Transcribe the material exactly. Images do not belong in the copy.

--

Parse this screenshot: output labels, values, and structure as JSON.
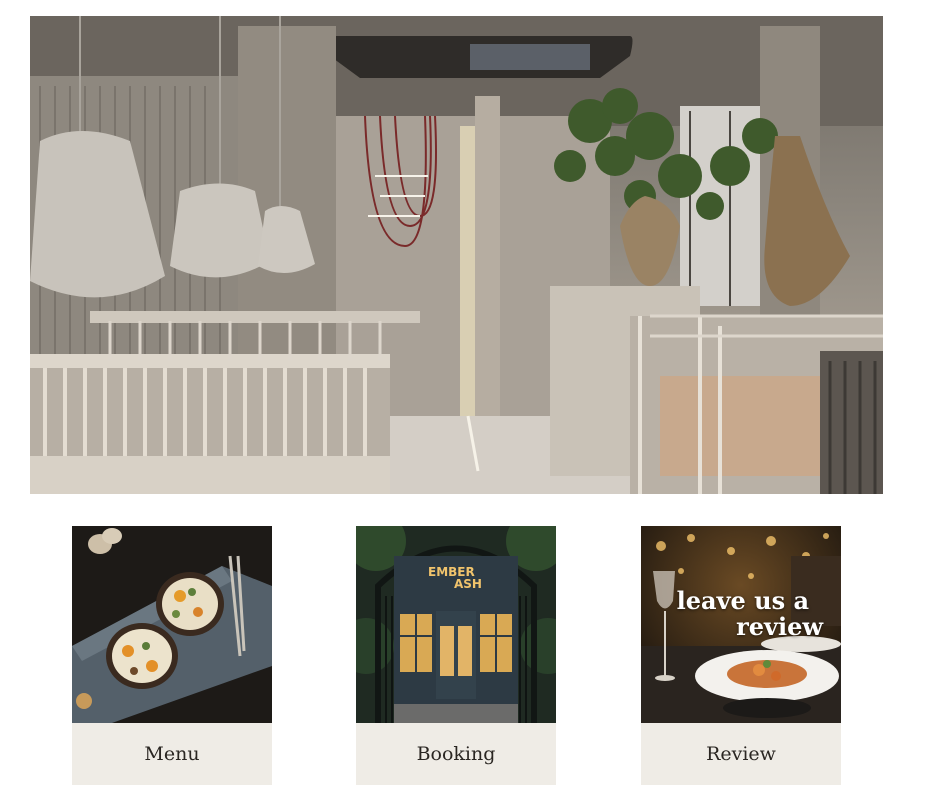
{
  "hero": {
    "image": "restaurant-interior-photo"
  },
  "cards": [
    {
      "id": "menu",
      "label": "Menu",
      "image": "egg-dishes-photo"
    },
    {
      "id": "booking",
      "label": "Booking",
      "image": "restaurant-storefront-photo",
      "sign_line1": "EMBER",
      "sign_line2": "ASH"
    },
    {
      "id": "review",
      "label": "Review",
      "image": "plated-dish-photo",
      "overlay_line1": "leave us a",
      "overlay_line2": "review"
    }
  ],
  "colors": {
    "label_bg": "#efece6",
    "label_text": "#2a2622",
    "sign_gold": "#f0c36c"
  }
}
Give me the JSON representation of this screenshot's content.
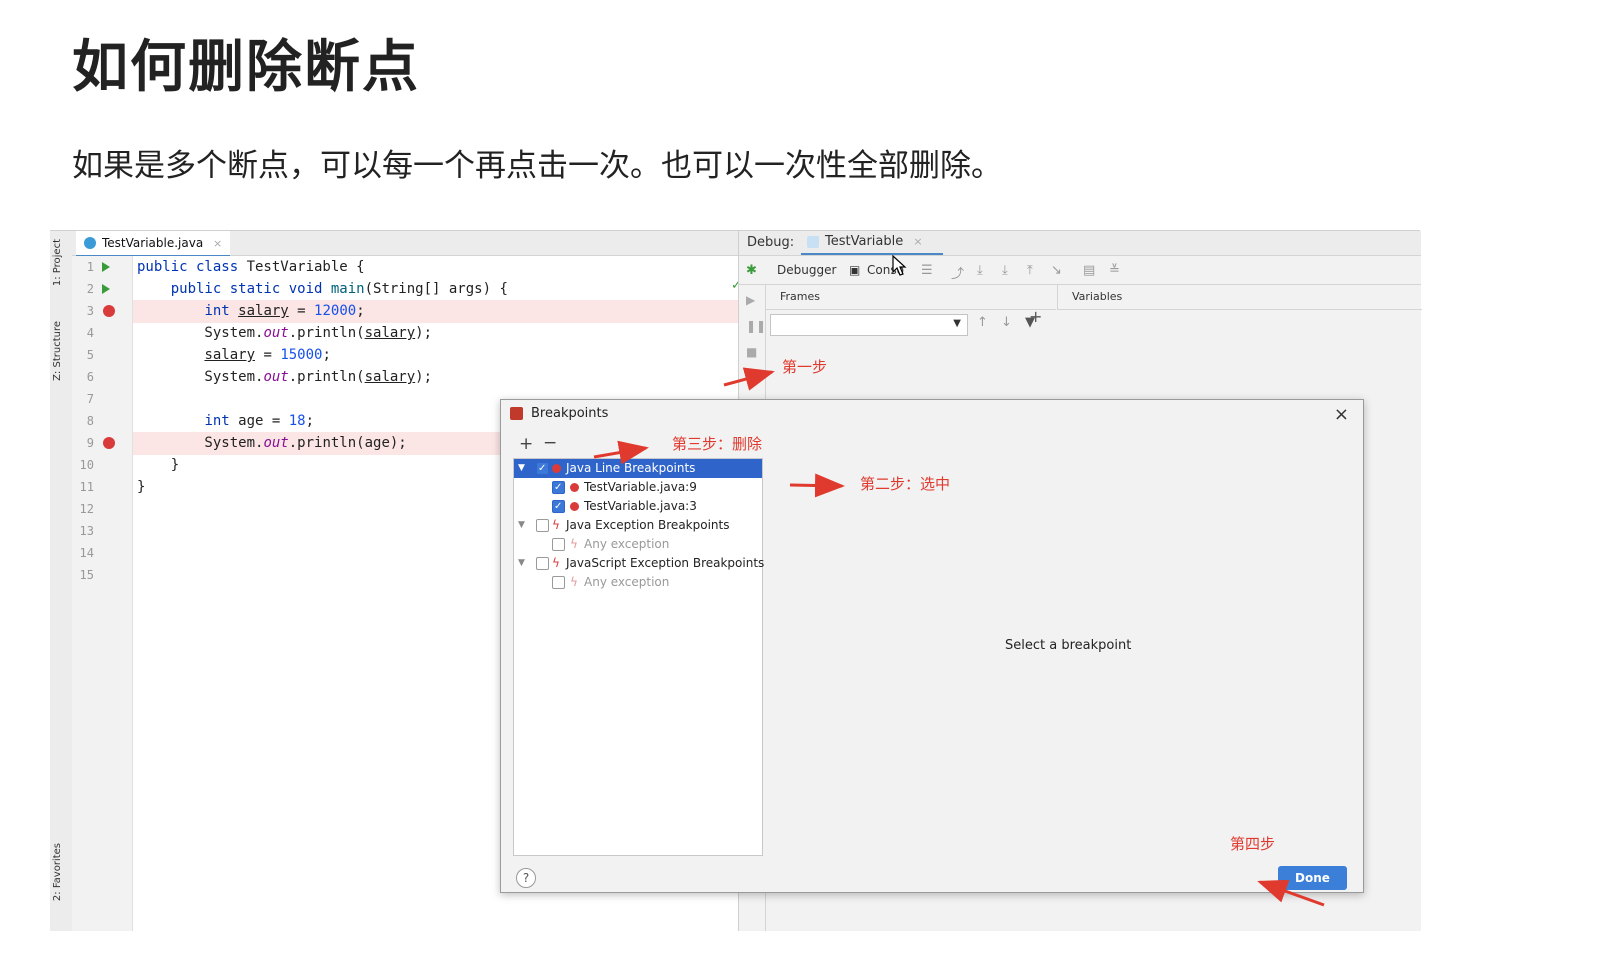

--

FULL OUTPUT »
Parse this screenshot: output labels, values, and structure as JSON.
{
  "hero": {
    "image": "restaurant-interior-photo"
  },
  "cards": [
    {
      "id": "menu",
      "label": "Menu",
      "image": "egg-dishes-photo"
    },
    {
      "id": "booking",
      "label": "Booking",
      "image": "restaurant-storefront-photo",
      "sign_line1": "EMBER",
      "sign_line2": "ASH"
    },
    {
      "id": "review",
      "label": "Review",
      "image": "plated-dish-photo",
      "overlay_line1": "leave us a",
      "overlay_line2": "review"
    }
  ],
  "colors": {
    "label_bg": "#efece6",
    "label_text": "#2a2622",
    "sign_gold": "#f0c36c"
  }
}
Give me the JSON representation of this screenshot's content.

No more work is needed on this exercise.